— EXERCISE INPUT —

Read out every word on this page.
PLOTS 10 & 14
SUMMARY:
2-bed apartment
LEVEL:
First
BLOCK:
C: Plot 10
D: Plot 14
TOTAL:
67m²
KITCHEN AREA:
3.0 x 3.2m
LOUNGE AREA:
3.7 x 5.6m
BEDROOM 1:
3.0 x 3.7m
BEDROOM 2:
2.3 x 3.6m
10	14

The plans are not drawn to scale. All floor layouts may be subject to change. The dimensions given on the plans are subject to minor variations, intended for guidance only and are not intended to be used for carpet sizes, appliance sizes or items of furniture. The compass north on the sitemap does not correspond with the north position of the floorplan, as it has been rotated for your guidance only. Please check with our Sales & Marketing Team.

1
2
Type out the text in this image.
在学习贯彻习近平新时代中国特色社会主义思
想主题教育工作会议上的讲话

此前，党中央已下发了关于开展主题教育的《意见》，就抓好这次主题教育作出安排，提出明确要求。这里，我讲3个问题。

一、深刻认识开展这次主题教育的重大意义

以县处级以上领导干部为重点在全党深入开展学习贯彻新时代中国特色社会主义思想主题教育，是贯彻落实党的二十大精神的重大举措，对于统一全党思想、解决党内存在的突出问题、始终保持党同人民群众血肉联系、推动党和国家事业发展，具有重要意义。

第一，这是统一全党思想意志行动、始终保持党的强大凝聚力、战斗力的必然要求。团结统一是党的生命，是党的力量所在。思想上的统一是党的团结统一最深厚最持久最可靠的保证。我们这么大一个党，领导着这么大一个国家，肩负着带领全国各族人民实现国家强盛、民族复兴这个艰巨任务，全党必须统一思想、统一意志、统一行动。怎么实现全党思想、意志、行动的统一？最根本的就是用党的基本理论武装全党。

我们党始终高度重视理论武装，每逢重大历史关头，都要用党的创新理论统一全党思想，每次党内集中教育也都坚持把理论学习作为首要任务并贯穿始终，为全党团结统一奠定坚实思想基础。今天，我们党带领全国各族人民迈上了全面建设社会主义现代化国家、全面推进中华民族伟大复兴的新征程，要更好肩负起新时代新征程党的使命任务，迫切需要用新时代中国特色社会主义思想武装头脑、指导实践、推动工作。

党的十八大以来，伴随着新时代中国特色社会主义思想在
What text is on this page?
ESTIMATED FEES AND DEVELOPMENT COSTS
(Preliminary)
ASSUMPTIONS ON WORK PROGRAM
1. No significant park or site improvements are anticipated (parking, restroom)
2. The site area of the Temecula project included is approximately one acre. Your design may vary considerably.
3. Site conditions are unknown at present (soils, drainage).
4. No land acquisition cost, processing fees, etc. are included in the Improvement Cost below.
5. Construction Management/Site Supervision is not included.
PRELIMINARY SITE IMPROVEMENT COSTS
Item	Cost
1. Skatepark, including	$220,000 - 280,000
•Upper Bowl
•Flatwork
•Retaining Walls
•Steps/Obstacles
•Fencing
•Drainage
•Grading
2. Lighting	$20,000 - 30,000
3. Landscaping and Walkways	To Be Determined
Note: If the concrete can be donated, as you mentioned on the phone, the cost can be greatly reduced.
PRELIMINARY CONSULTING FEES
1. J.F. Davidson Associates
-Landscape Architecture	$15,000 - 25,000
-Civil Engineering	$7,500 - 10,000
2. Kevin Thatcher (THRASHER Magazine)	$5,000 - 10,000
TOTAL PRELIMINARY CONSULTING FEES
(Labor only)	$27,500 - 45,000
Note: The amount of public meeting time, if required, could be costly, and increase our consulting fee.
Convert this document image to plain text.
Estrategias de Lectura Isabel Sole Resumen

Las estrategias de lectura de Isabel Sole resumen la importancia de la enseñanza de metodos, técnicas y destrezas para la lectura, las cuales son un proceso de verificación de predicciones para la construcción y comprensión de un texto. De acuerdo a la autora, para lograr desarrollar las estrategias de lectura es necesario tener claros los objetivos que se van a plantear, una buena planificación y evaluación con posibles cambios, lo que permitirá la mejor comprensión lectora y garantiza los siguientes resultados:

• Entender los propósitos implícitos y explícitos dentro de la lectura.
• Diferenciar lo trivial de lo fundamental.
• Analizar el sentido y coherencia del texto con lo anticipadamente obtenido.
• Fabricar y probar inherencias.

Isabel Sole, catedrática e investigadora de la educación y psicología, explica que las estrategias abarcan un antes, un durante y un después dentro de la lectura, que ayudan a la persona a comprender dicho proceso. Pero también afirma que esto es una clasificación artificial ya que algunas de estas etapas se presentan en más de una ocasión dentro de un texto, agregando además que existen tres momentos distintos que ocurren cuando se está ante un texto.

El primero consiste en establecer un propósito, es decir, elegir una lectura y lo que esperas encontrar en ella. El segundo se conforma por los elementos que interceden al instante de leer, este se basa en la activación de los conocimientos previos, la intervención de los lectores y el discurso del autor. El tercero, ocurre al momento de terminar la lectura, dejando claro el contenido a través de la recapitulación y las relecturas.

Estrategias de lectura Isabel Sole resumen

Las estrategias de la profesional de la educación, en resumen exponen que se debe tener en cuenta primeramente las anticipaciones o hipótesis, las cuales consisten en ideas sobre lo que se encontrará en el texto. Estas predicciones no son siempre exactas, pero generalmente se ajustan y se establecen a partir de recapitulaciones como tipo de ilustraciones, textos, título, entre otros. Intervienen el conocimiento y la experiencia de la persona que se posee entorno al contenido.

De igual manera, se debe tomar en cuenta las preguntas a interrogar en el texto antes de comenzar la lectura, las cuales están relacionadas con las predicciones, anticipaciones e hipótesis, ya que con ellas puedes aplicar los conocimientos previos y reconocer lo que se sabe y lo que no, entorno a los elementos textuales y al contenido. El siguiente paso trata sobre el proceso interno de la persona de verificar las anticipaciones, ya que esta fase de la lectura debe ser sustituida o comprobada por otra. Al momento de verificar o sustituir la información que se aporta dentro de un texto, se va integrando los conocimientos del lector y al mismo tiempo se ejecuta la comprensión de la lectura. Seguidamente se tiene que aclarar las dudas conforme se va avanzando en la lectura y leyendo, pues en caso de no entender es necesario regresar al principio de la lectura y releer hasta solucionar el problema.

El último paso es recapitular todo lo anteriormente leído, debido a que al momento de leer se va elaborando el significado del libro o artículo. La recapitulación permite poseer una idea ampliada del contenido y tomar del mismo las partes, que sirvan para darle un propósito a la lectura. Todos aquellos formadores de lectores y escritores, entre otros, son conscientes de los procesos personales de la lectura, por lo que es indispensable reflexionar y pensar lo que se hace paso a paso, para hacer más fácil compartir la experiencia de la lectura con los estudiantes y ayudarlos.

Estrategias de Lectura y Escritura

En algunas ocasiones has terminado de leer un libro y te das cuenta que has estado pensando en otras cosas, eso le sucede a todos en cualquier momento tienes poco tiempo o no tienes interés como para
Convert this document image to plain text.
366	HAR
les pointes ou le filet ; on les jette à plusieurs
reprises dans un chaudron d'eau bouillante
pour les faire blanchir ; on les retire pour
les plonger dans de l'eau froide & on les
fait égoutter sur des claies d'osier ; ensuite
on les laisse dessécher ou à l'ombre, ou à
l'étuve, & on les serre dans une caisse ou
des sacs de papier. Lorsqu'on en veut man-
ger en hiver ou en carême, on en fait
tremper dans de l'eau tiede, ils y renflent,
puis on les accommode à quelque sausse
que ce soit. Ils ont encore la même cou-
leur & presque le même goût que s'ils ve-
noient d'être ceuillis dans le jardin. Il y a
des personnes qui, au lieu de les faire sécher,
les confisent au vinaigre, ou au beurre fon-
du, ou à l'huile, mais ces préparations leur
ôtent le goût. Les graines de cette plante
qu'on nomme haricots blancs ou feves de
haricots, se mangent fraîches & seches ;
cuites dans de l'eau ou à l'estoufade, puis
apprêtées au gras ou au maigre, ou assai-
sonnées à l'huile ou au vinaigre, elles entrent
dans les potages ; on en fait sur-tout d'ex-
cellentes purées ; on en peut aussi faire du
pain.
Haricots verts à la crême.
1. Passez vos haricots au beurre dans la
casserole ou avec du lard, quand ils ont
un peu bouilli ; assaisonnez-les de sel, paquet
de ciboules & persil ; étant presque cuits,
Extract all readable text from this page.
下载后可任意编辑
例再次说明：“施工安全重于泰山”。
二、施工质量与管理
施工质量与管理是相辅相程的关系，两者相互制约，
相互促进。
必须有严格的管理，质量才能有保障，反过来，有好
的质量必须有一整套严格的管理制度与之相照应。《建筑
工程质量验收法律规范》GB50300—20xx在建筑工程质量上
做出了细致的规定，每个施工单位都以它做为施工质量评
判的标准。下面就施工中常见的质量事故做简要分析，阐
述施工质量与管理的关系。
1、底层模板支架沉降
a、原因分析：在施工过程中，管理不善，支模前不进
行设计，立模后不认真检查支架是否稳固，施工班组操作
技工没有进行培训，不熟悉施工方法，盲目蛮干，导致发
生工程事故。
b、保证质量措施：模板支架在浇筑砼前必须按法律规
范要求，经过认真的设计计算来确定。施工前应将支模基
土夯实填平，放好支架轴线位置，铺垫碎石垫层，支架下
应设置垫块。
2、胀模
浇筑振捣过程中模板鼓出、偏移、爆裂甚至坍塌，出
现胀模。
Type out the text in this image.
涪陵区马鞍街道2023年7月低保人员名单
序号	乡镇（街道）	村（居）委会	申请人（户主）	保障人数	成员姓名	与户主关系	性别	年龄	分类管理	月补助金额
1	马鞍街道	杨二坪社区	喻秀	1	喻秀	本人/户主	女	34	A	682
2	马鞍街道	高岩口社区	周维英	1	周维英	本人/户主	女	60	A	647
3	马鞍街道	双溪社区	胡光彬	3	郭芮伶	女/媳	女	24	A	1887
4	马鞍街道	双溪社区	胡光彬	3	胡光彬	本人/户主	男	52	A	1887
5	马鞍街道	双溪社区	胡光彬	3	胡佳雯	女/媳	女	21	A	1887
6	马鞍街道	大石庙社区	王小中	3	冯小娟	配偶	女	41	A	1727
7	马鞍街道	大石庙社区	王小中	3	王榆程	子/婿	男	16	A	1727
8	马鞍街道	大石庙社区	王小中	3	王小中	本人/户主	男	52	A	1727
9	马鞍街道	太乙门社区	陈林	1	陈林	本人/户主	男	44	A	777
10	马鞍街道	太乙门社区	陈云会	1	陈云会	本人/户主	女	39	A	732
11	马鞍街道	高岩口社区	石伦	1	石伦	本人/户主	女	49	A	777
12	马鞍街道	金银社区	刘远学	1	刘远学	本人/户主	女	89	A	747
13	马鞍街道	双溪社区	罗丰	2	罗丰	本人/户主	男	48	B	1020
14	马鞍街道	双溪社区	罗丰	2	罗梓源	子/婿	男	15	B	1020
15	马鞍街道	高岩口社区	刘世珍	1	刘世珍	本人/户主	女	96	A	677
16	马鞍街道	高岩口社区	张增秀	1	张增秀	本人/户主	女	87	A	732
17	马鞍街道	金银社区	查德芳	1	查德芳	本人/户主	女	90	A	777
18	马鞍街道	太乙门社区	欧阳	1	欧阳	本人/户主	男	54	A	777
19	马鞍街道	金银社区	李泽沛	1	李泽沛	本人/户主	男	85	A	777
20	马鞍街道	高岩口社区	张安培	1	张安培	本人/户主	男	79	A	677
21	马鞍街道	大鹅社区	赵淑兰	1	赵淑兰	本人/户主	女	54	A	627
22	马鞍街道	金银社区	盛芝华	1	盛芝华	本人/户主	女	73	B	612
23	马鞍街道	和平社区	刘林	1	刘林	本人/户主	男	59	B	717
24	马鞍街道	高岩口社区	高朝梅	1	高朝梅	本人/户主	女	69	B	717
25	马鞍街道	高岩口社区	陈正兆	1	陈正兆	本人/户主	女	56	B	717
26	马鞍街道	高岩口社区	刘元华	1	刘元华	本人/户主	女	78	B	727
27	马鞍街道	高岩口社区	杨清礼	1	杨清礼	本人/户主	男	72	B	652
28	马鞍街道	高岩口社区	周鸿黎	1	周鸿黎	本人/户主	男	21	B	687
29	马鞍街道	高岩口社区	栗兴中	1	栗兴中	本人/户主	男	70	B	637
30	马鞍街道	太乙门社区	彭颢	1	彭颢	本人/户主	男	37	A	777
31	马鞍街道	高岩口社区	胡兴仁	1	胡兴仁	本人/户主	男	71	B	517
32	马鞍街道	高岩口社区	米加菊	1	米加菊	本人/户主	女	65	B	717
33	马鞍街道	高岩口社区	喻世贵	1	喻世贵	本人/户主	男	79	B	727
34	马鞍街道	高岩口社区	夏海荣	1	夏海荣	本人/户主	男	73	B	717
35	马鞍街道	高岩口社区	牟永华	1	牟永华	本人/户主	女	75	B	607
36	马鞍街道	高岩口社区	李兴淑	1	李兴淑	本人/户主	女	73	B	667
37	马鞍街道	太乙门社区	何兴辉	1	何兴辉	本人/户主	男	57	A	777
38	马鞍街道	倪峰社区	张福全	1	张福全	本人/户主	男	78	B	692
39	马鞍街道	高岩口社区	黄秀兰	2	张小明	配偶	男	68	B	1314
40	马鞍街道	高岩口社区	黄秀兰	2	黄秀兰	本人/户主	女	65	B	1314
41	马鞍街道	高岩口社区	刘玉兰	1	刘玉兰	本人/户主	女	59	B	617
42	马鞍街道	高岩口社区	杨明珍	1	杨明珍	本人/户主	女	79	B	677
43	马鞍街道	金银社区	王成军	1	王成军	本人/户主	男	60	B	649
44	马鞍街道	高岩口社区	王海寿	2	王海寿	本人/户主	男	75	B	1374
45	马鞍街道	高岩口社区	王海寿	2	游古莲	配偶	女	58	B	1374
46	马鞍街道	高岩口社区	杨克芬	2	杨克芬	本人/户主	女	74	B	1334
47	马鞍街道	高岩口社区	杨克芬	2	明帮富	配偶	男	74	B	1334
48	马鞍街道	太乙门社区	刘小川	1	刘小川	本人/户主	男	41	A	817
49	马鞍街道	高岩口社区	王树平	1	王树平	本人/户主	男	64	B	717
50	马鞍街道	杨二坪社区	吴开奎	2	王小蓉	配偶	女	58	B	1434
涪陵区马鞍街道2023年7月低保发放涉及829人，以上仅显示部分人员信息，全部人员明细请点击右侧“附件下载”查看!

— TASK PROMPT —
Pull out every line of the entries that includes the word "杨二坪社区".

— EXERCISE ANSWER —
1	马鞍街道	杨二坪社区	喻秀	1	喻秀	本人/户主	女	34	A	682
50	马鞍街道	杨二坪社区	吴开奎	2	王小蓉	配偶	女	58	B	1434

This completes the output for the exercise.